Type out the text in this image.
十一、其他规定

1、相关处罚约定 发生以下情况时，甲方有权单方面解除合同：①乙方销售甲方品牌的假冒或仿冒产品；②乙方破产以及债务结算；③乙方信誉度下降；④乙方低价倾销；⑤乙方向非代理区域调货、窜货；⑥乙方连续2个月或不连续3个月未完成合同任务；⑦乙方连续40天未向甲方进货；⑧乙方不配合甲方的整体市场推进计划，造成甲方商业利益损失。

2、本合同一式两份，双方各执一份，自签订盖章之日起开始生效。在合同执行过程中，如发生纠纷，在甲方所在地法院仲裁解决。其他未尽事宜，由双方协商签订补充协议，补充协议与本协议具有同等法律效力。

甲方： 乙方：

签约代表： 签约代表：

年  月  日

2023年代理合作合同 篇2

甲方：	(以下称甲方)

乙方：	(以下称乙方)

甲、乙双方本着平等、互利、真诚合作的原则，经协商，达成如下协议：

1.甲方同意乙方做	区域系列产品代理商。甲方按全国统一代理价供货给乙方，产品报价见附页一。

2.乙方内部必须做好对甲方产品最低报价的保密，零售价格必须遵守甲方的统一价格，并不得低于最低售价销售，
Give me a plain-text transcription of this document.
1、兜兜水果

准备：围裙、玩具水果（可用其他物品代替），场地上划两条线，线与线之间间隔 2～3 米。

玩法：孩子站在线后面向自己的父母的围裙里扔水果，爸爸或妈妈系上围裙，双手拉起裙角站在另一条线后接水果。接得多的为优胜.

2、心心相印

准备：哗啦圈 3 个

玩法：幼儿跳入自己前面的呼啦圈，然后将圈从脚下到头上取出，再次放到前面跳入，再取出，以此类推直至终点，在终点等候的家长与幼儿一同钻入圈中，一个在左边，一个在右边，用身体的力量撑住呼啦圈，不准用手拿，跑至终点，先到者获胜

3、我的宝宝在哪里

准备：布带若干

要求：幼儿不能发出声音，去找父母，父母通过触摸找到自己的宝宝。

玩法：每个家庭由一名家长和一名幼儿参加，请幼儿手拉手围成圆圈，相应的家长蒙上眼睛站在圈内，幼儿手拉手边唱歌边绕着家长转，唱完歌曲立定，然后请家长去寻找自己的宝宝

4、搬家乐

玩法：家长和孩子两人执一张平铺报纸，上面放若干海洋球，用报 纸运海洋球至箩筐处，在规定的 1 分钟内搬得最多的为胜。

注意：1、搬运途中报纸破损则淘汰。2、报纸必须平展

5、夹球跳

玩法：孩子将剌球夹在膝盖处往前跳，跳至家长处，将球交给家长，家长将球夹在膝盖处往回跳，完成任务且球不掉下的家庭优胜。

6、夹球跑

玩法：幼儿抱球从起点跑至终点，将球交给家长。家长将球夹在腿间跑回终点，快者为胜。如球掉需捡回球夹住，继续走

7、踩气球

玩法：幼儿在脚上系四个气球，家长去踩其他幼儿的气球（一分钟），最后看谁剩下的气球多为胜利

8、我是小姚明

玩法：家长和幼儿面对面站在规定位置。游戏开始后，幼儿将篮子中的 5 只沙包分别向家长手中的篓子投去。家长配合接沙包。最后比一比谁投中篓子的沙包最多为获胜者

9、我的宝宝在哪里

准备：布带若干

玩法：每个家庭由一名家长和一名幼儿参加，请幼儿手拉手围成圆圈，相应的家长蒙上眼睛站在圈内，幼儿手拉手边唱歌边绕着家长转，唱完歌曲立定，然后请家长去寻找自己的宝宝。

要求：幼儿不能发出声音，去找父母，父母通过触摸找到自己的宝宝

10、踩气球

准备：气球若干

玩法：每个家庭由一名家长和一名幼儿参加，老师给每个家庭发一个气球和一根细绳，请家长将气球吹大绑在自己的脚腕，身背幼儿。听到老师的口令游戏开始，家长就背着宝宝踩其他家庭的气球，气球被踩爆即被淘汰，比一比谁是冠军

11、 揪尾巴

***

_The task_
Make an exact copy of the material above.

_Right answer_
Type out the text in this image.
十一、其他规定

1、相关处罚约定 发生以下情况时，甲方有权单方面解除合同：①乙方销售甲方品牌的假冒或仿冒产品；②乙方破产以及债务结算；③乙方信誉度下降；④乙方低价倾销；⑤乙方向非代理区域调货、窜货；⑥乙方连续2个月或不连续3个月未完成合同任务；⑦乙方连续40天未向甲方进货；⑧乙方不配合甲方的整体市场推进计划，造成甲方商业利益损失。

2、本合同一式两份，双方各执一份，自签订盖章之日起开始生效。在合同执行过程中，如发生纠纷，在甲方所在地法院仲裁解决。其他未尽事宜，由双方协商签订补充协议，补充协议与本协议具有同等法律效力。

甲方： 乙方：

签约代表： 签约代表：

年  月  日

2023年代理合作合同 篇2

甲方：	(以下称甲方)

乙方：	(以下称乙方)

甲、乙双方本着平等、互利、真诚合作的原则，经协商，达成如下协议：

1.甲方同意乙方做	区域系列产品代理商。甲方按全国统一代理价供货给乙方，产品报价见附页一。

2.乙方内部必须做好对甲方产品最低报价的保密，零售价格必须遵守甲方的统一价格，并不得低于最低售价销售，
Give me a plain-text transcription of this document.
1、兜兜水果

准备：围裙、玩具水果（可用其他物品代替），场地上划两条线，线与线之间间隔 2～3 米。

玩法：孩子站在线后面向自己的父母的围裙里扔水果，爸爸或妈妈系上围裙，双手拉起裙角站在另一条线后接水果。接得多的为优胜.

2、心心相印

准备：哗啦圈 3 个

玩法：幼儿跳入自己前面的呼啦圈，然后将圈从脚下到头上取出，再次放到前面跳入，再取出，以此类推直至终点，在终点等候的家长与幼儿一同钻入圈中，一个在左边，一个在右边，用身体的力量撑住呼啦圈，不准用手拿，跑至终点，先到者获胜

3、我的宝宝在哪里

准备：布带若干

要求：幼儿不能发出声音，去找父母，父母通过触摸找到自己的宝宝。

玩法：每个家庭由一名家长和一名幼儿参加，请幼儿手拉手围成圆圈，相应的家长蒙上眼睛站在圈内，幼儿手拉手边唱歌边绕着家长转，唱完歌曲立定，然后请家长去寻找自己的宝宝

4、搬家乐

玩法：家长和孩子两人执一张平铺报纸，上面放若干海洋球，用报 纸运海洋球至箩筐处，在规定的 1 分钟内搬得最多的为胜。

注意：1、搬运途中报纸破损则淘汰。2、报纸必须平展

5、夹球跳

玩法：孩子将剌球夹在膝盖处往前跳，跳至家长处，将球交给家长，家长将球夹在膝盖处往回跳，完成任务且球不掉下的家庭优胜。

6、夹球跑

玩法：幼儿抱球从起点跑至终点，将球交给家长。家长将球夹在腿间跑回终点，快者为胜。如球掉需捡回球夹住，继续走

7、踩气球

玩法：幼儿在脚上系四个气球，家长去踩其他幼儿的气球（一分钟），最后看谁剩下的气球多为胜利

8、我是小姚明

玩法：家长和幼儿面对面站在规定位置。游戏开始后，幼儿将篮子中的 5 只沙包分别向家长手中的篓子投去。家长配合接沙包。最后比一比谁投中篓子的沙包最多为获胜者

9、我的宝宝在哪里

准备：布带若干

玩法：每个家庭由一名家长和一名幼儿参加，请幼儿手拉手围成圆圈，相应的家长蒙上眼睛站在圈内，幼儿手拉手边唱歌边绕着家长转，唱完歌曲立定，然后请家长去寻找自己的宝宝。

要求：幼儿不能发出声音，去找父母，父母通过触摸找到自己的宝宝

10、踩气球

准备：气球若干

玩法：每个家庭由一名家长和一名幼儿参加，老师给每个家庭发一个气球和一根细绳，请家长将气球吹大绑在自己的脚腕，身背幼儿。听到老师的口令游戏开始，家长就背着宝宝踩其他家庭的气球，气球被踩爆即被淘汰，比一比谁是冠军

11、 揪尾巴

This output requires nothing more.